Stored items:
[start]
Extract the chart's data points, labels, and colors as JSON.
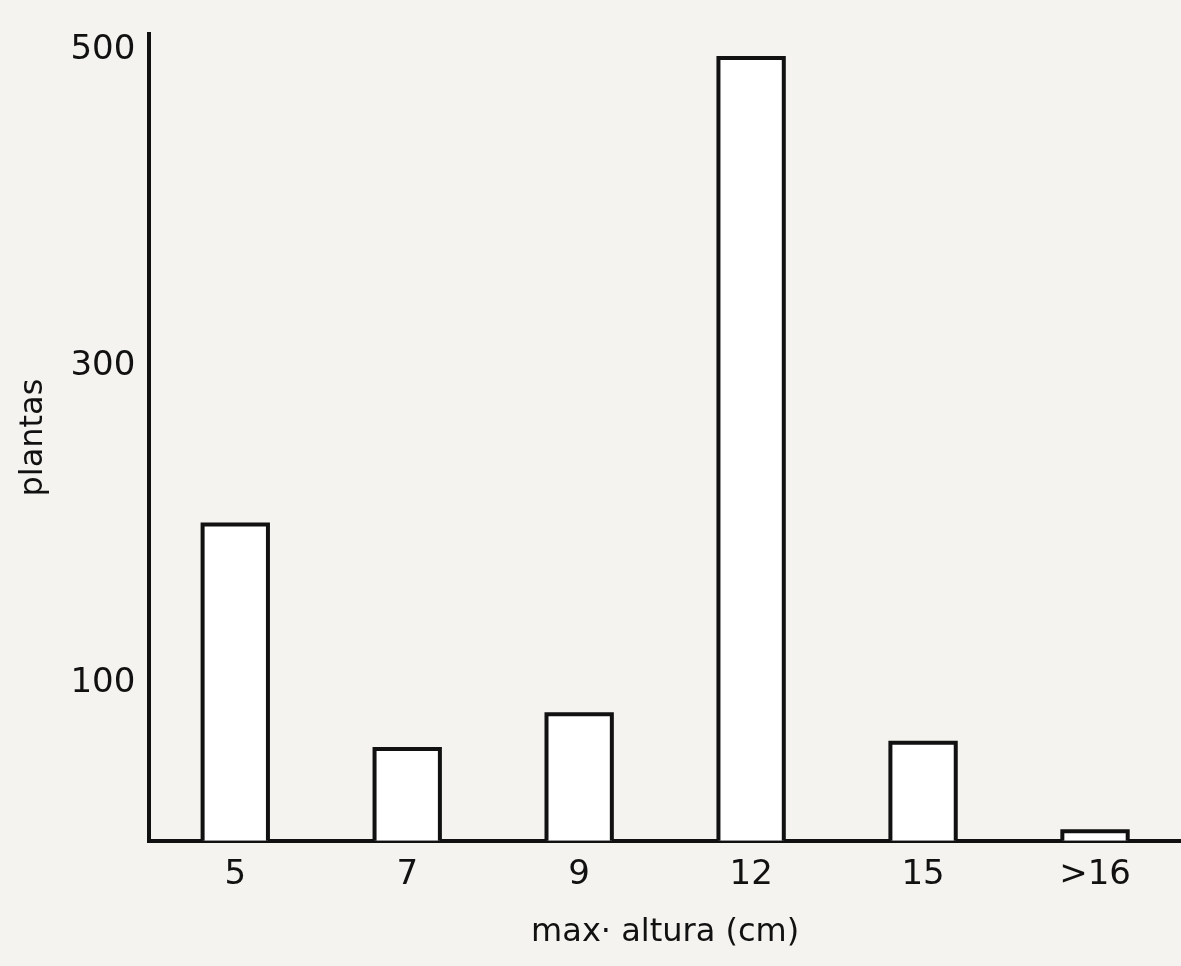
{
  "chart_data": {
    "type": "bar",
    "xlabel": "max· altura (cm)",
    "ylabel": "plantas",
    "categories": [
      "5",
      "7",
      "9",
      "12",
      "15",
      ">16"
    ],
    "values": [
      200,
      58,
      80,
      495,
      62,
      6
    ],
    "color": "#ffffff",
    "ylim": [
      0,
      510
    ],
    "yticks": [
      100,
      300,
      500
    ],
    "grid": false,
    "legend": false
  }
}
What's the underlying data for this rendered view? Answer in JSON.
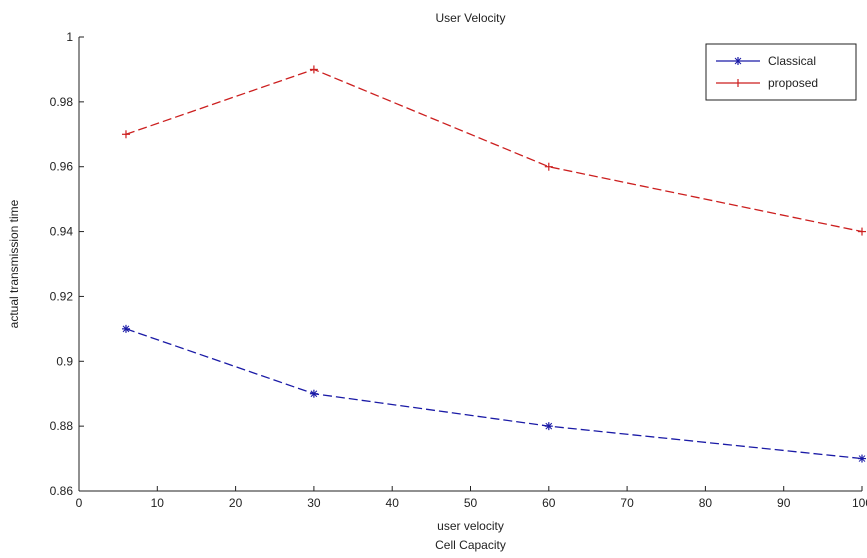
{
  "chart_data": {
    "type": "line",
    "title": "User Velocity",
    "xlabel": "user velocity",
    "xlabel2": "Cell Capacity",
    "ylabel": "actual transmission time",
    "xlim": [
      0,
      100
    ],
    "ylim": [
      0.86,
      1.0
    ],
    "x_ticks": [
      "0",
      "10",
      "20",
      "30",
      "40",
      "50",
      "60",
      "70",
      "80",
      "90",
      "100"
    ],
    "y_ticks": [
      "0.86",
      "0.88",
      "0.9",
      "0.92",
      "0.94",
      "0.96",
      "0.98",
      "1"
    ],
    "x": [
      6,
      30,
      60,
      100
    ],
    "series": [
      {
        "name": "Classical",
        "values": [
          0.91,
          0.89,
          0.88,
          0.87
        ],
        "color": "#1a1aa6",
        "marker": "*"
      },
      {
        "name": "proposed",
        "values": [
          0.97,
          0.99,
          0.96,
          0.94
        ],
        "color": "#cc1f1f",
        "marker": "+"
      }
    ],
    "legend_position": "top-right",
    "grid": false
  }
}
[end]
■ Given instruction
Omit the pictures and give the material again, exactly and in full.

■ Task output
Extract the chart's data points, labels, and colors as JSON.
{
  "chart_data": {
    "type": "bar",
    "xlabel": "max· altura (cm)",
    "ylabel": "plantas",
    "categories": [
      "5",
      "7",
      "9",
      "12",
      "15",
      ">16"
    ],
    "values": [
      200,
      58,
      80,
      495,
      62,
      6
    ],
    "color": "#ffffff",
    "ylim": [
      0,
      510
    ],
    "yticks": [
      100,
      300,
      500
    ],
    "grid": false,
    "legend": false
  }
}
What's the underlying data for this rendered view? Answer in JSON.
{
  "chart_data": {
    "type": "line",
    "title": "User Velocity",
    "xlabel": "user velocity",
    "xlabel2": "Cell Capacity",
    "ylabel": "actual transmission time",
    "xlim": [
      0,
      100
    ],
    "ylim": [
      0.86,
      1.0
    ],
    "x_ticks": [
      "0",
      "10",
      "20",
      "30",
      "40",
      "50",
      "60",
      "70",
      "80",
      "90",
      "100"
    ],
    "y_ticks": [
      "0.86",
      "0.88",
      "0.9",
      "0.92",
      "0.94",
      "0.96",
      "0.98",
      "1"
    ],
    "x": [
      6,
      30,
      60,
      100
    ],
    "series": [
      {
        "name": "Classical",
        "values": [
          0.91,
          0.89,
          0.88,
          0.87
        ],
        "color": "#1a1aa6",
        "marker": "*"
      },
      {
        "name": "proposed",
        "values": [
          0.97,
          0.99,
          0.96,
          0.94
        ],
        "color": "#cc1f1f",
        "marker": "+"
      }
    ],
    "legend_position": "top-right",
    "grid": false
  }
}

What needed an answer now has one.